→ **Task brief**: Every entry that follows needs to be repeated exactly.

→ **Provided entries**:

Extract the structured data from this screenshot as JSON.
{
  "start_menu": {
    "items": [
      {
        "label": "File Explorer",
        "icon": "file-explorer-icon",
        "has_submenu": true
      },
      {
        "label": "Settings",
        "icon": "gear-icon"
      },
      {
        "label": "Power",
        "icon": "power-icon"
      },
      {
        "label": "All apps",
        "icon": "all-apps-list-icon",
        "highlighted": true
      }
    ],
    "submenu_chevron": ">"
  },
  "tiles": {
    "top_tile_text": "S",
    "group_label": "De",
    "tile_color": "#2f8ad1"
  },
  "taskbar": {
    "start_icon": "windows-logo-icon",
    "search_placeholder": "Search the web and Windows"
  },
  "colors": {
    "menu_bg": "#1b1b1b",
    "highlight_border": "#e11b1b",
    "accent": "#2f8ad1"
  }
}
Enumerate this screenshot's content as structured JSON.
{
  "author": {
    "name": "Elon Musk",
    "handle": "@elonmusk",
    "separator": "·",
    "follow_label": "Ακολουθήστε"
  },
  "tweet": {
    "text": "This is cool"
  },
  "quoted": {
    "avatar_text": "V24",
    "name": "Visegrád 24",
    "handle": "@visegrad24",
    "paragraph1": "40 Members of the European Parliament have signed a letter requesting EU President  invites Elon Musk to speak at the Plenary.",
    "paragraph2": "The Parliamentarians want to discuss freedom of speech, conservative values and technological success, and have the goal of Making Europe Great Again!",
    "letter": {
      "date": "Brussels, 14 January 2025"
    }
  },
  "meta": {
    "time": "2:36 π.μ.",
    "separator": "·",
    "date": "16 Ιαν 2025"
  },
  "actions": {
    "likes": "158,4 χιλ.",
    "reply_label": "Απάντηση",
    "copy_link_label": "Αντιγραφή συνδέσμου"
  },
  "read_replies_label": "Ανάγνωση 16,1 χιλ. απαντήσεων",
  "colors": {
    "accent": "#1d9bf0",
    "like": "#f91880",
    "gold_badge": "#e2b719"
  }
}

→ **Response**:
Extract the structured data from this screenshot as JSON.
{
  "start_menu": {
    "items": [
      {
        "label": "File Explorer",
        "icon": "file-explorer-icon",
        "has_submenu": true
      },
      {
        "label": "Settings",
        "icon": "gear-icon"
      },
      {
        "label": "Power",
        "icon": "power-icon"
      },
      {
        "label": "All apps",
        "icon": "all-apps-list-icon",
        "highlighted": true
      }
    ],
    "submenu_chevron": ">"
  },
  "tiles": {
    "top_tile_text": "S",
    "group_label": "De",
    "tile_color": "#2f8ad1"
  },
  "taskbar": {
    "start_icon": "windows-logo-icon",
    "search_placeholder": "Search the web and Windows"
  },
  "colors": {
    "menu_bg": "#1b1b1b",
    "highlight_border": "#e11b1b",
    "accent": "#2f8ad1"
  }
}
Enumerate this screenshot's content as structured JSON.
{
  "author": {
    "name": "Elon Musk",
    "handle": "@elonmusk",
    "separator": "·",
    "follow_label": "Ακολουθήστε"
  },
  "tweet": {
    "text": "This is cool"
  },
  "quoted": {
    "avatar_text": "V24",
    "name": "Visegrád 24",
    "handle": "@visegrad24",
    "paragraph1": "40 Members of the European Parliament have signed a letter requesting EU President  invites Elon Musk to speak at the Plenary.",
    "paragraph2": "The Parliamentarians want to discuss freedom of speech, conservative values and technological success, and have the goal of Making Europe Great Again!",
    "letter": {
      "date": "Brussels, 14 January 2025"
    }
  },
  "meta": {
    "time": "2:36 π.μ.",
    "separator": "·",
    "date": "16 Ιαν 2025"
  },
  "actions": {
    "likes": "158,4 χιλ.",
    "reply_label": "Απάντηση",
    "copy_link_label": "Αντιγραφή συνδέσμου"
  },
  "read_replies_label": "Ανάγνωση 16,1 χιλ. απαντήσεων",
  "colors": {
    "accent": "#1d9bf0",
    "like": "#f91880",
    "gold_badge": "#e2b719"
  }
}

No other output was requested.